- _Task_
Count how many lines have the word "title" in them. Reply with that number by itself.

++++ Materials provided ++++

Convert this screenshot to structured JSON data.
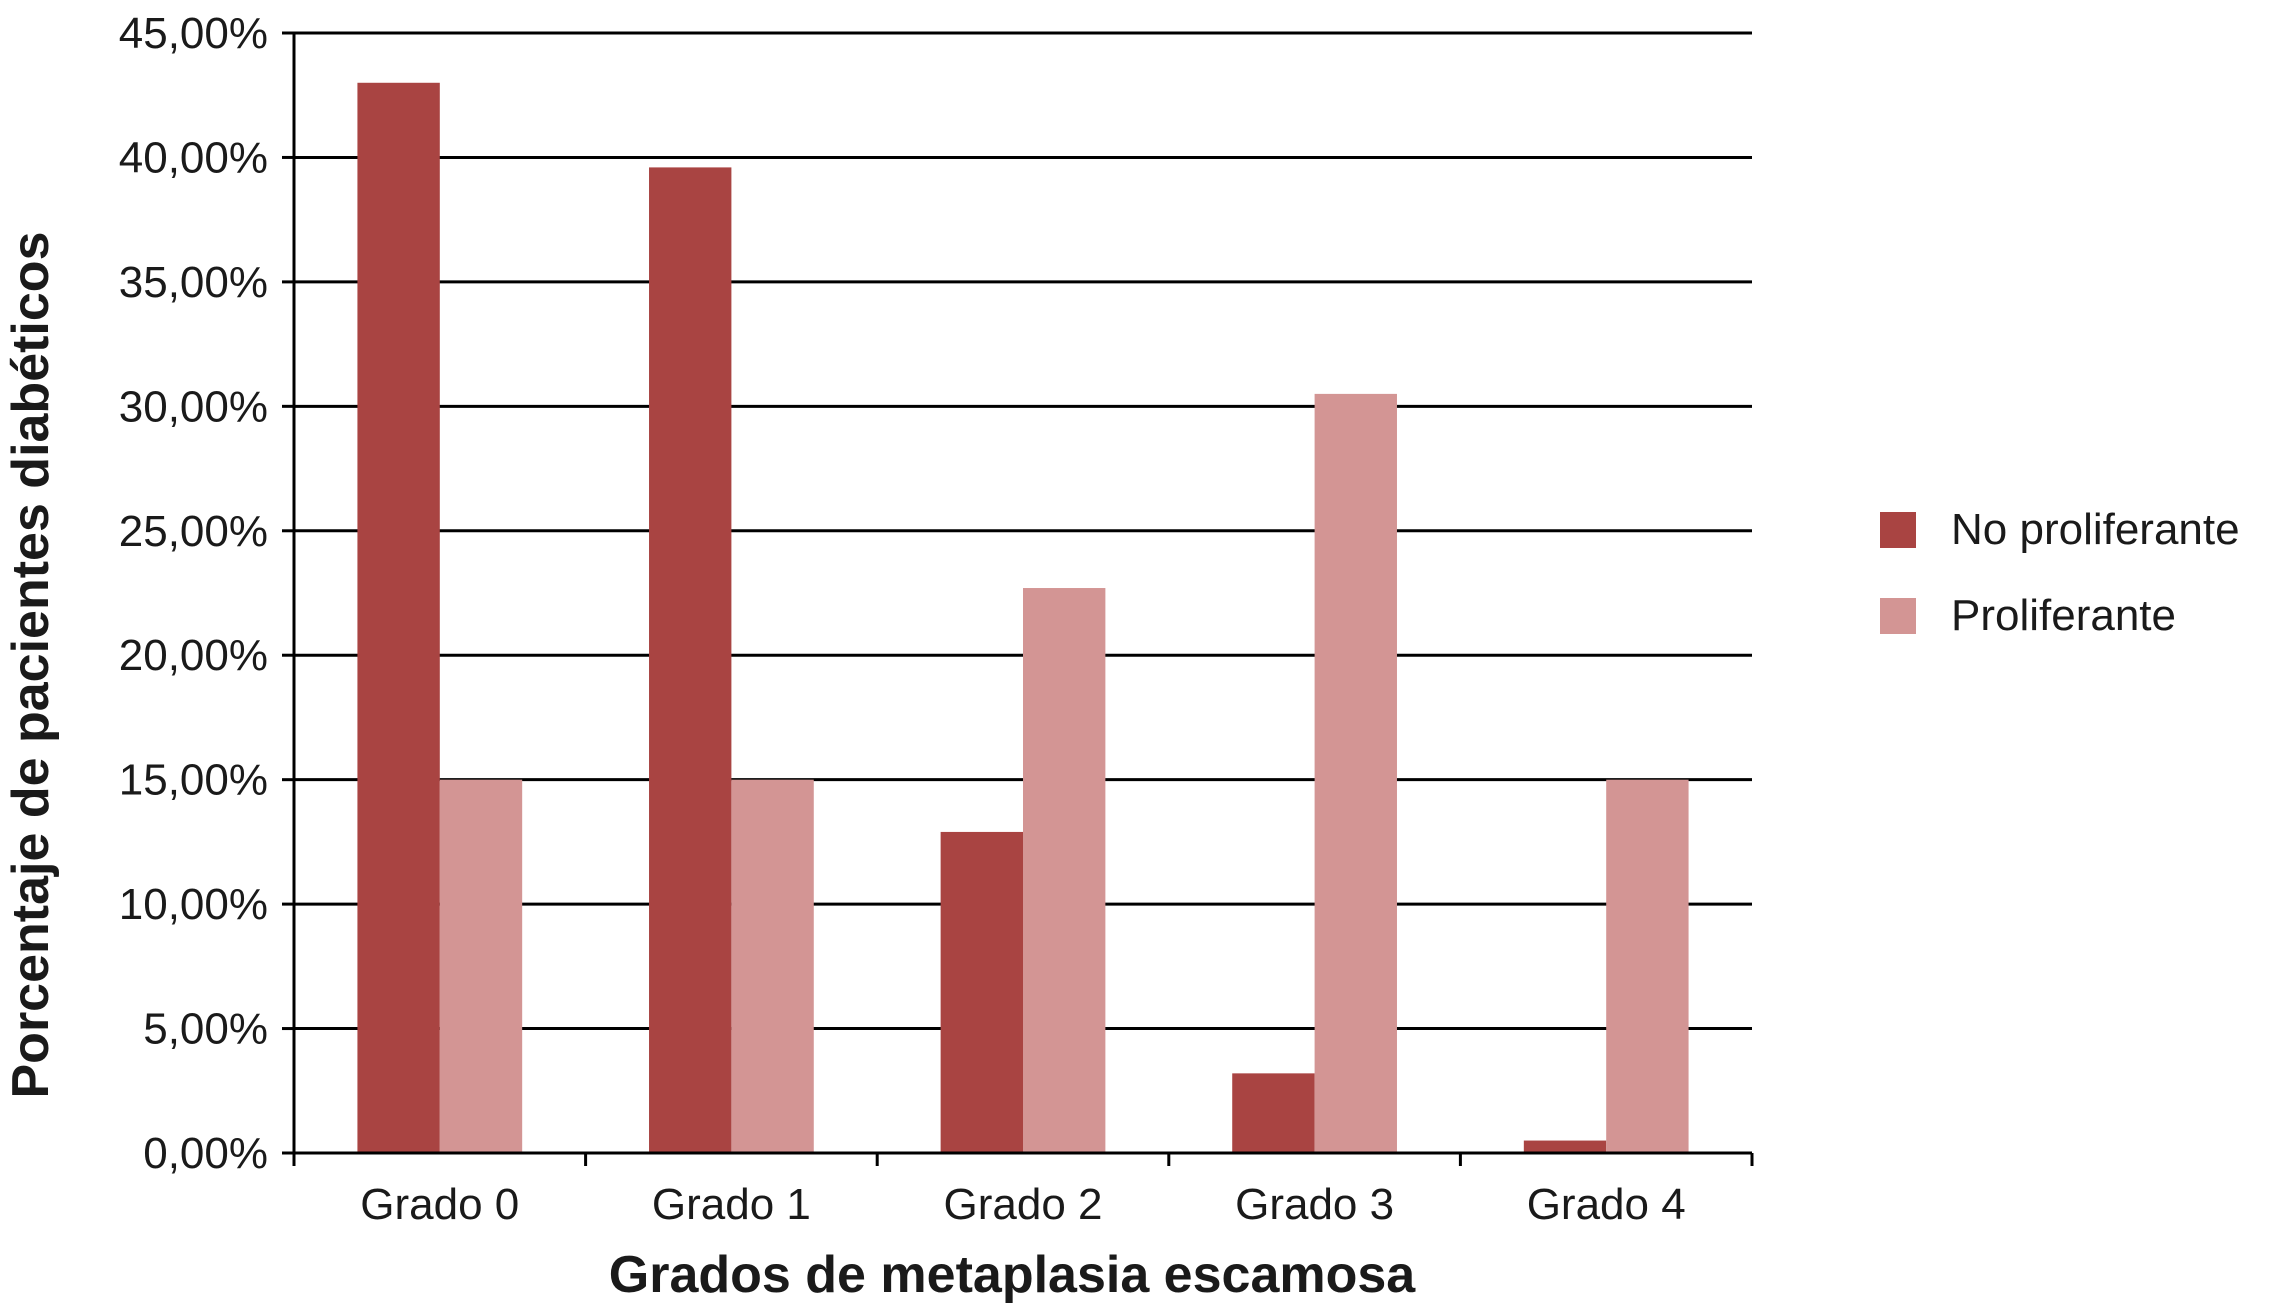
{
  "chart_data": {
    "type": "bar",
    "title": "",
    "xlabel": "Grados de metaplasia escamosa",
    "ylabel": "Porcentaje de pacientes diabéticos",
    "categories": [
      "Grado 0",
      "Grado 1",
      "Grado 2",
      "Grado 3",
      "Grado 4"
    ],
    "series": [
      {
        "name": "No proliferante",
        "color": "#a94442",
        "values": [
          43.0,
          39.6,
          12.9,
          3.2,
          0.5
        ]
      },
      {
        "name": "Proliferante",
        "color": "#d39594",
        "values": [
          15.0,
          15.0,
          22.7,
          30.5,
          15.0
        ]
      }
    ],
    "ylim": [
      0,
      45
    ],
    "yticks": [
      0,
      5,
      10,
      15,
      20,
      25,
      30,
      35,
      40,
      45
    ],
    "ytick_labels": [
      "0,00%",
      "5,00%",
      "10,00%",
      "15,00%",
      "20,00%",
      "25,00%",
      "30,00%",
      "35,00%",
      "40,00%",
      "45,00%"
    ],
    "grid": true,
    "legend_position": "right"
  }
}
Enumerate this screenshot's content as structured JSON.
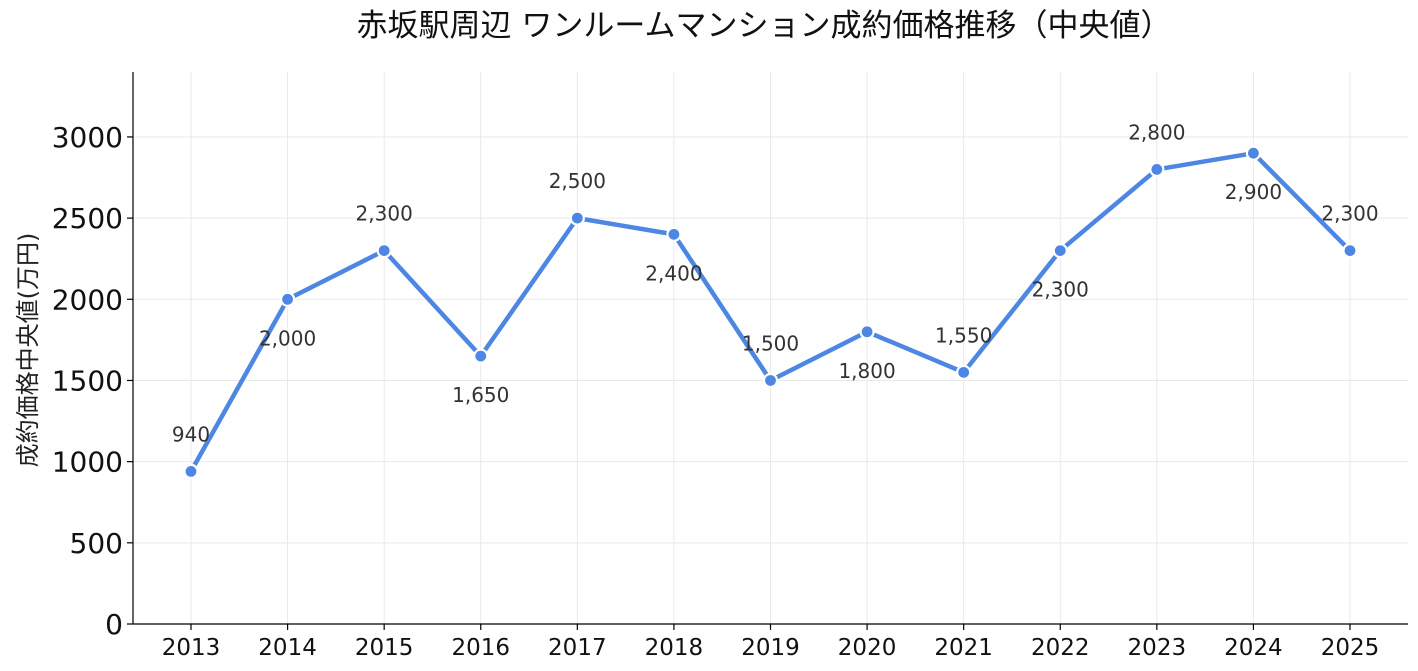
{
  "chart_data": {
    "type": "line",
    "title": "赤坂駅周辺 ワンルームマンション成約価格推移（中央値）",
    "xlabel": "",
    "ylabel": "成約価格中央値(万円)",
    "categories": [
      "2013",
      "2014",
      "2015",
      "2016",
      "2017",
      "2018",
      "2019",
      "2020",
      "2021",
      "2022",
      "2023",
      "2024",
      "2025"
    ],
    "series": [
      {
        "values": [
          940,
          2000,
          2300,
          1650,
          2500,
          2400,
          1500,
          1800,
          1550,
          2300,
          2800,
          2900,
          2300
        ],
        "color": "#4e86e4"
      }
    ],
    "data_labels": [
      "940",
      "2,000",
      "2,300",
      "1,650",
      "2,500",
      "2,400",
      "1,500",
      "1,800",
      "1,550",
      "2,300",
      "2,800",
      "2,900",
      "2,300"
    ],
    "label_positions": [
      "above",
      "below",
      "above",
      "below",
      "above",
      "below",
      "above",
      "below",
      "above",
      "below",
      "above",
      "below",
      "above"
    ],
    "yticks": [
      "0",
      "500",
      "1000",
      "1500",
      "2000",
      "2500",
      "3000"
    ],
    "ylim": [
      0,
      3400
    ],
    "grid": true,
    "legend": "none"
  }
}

++++

- _Answer for this exercise_
2